WRITTEN INSTRUCTION: Collect each line holding the string "color".

MATERIALS PROVIDED:
(begin)
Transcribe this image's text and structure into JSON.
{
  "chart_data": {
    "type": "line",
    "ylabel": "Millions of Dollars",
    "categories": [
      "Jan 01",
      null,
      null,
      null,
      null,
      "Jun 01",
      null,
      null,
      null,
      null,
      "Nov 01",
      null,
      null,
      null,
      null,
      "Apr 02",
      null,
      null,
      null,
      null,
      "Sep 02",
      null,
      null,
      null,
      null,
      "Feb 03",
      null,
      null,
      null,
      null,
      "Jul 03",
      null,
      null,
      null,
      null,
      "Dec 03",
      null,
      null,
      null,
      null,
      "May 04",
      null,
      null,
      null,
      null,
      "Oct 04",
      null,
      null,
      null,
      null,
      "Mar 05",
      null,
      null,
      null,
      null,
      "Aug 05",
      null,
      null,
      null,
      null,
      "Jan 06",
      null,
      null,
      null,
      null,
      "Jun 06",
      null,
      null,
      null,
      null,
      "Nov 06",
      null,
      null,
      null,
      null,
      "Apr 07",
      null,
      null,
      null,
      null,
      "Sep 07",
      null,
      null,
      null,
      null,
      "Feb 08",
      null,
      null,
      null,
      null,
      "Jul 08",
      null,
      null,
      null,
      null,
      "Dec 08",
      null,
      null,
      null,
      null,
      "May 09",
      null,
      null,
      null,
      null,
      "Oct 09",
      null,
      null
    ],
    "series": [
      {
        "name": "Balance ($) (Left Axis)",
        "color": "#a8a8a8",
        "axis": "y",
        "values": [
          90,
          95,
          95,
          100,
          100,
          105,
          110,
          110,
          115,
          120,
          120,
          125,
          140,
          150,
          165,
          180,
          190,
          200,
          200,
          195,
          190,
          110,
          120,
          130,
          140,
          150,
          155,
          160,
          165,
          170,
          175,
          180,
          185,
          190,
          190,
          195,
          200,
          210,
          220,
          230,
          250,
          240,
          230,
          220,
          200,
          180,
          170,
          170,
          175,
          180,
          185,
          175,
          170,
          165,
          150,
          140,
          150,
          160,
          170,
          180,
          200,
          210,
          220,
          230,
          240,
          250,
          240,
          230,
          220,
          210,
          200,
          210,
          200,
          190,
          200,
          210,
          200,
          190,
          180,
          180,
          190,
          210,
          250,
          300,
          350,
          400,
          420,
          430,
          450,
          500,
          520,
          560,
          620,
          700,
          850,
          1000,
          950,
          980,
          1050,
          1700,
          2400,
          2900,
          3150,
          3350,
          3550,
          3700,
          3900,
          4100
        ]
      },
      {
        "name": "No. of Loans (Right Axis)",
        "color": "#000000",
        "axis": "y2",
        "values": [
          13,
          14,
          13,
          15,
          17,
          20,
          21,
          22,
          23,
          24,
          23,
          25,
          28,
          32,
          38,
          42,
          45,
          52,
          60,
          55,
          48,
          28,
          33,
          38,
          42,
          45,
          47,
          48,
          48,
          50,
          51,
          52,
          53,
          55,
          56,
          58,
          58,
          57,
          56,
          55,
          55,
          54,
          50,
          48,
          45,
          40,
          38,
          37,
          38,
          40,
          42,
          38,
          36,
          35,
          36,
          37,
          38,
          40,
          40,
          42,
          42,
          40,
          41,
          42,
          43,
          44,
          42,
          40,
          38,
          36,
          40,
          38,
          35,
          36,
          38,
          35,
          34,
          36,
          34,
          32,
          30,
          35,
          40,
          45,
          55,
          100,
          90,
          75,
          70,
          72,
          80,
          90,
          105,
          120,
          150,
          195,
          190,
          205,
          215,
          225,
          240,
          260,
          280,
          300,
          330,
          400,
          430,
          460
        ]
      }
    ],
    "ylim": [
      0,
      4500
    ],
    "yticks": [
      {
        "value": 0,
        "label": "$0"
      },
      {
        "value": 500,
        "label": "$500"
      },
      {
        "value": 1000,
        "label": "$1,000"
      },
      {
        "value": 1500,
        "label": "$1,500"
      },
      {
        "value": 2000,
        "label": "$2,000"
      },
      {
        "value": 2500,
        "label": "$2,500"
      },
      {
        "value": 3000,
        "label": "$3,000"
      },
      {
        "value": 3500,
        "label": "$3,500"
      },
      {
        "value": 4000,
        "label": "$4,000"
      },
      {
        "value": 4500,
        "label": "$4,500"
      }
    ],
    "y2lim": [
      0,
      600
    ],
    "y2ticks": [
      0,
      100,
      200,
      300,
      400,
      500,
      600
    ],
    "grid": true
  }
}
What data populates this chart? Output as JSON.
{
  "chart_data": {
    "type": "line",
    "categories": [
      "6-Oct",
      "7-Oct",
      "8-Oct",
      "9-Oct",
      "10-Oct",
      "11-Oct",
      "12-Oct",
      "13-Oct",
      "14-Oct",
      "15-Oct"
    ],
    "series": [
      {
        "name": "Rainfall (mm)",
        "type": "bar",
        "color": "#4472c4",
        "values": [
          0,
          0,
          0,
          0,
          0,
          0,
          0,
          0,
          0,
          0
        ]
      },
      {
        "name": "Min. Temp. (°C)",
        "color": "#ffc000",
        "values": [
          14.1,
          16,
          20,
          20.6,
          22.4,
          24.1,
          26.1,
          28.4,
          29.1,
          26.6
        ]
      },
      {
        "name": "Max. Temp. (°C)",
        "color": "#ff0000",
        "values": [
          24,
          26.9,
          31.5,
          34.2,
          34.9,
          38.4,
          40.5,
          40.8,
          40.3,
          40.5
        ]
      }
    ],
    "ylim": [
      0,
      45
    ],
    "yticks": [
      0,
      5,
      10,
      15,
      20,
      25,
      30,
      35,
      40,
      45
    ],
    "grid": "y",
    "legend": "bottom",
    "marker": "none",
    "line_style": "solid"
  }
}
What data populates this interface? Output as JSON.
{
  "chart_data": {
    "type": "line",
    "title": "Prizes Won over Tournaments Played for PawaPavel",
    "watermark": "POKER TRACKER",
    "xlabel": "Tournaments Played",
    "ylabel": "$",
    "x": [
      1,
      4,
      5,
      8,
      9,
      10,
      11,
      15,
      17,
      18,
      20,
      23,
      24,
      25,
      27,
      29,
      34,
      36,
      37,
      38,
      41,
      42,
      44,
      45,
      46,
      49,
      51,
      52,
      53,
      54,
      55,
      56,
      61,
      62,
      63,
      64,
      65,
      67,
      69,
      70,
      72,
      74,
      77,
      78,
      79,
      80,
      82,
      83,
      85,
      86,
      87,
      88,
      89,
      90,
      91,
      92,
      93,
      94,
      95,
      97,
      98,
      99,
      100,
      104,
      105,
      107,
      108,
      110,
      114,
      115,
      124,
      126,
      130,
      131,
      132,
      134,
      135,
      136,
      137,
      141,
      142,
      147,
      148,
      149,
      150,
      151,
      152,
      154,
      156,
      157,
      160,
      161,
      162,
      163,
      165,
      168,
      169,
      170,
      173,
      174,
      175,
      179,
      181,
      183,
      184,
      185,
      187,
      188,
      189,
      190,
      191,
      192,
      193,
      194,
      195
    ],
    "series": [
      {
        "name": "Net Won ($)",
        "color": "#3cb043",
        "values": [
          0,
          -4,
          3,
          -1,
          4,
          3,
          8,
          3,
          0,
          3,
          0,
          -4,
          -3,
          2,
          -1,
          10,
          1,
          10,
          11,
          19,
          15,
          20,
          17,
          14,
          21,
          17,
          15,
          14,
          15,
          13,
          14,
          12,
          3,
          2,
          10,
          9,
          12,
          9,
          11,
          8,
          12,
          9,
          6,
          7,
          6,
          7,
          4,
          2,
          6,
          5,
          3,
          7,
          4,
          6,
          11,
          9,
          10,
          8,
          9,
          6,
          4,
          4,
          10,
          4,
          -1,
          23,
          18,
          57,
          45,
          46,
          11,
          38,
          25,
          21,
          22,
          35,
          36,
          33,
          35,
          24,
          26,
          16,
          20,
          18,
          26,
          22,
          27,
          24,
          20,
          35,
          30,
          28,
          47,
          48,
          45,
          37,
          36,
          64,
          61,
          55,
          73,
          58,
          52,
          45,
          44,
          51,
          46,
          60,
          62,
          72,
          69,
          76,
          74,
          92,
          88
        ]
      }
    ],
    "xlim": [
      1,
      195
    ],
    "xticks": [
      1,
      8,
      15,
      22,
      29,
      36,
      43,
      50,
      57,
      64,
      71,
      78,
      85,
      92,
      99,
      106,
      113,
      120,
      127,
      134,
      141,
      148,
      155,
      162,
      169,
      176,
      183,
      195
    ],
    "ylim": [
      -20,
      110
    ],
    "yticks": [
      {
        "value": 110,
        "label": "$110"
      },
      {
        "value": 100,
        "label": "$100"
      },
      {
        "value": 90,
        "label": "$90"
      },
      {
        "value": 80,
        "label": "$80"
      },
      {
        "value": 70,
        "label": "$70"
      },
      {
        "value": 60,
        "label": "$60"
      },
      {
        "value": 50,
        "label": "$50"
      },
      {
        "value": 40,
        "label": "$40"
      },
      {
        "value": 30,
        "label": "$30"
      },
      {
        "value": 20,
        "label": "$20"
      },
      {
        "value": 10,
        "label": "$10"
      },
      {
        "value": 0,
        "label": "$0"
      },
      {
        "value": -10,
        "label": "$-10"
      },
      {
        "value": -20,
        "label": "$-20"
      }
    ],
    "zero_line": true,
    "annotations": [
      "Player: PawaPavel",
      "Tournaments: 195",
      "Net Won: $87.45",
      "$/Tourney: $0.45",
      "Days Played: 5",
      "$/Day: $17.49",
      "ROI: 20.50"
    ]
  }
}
(end)
RESPONSE TO THIS TASK:
        "color": "#a8a8a8",
        "color": "#000000",
        "color": "#4472c4",
        "color": "#ffc000",
        "color": "#ff0000",
        "color": "#3cb043",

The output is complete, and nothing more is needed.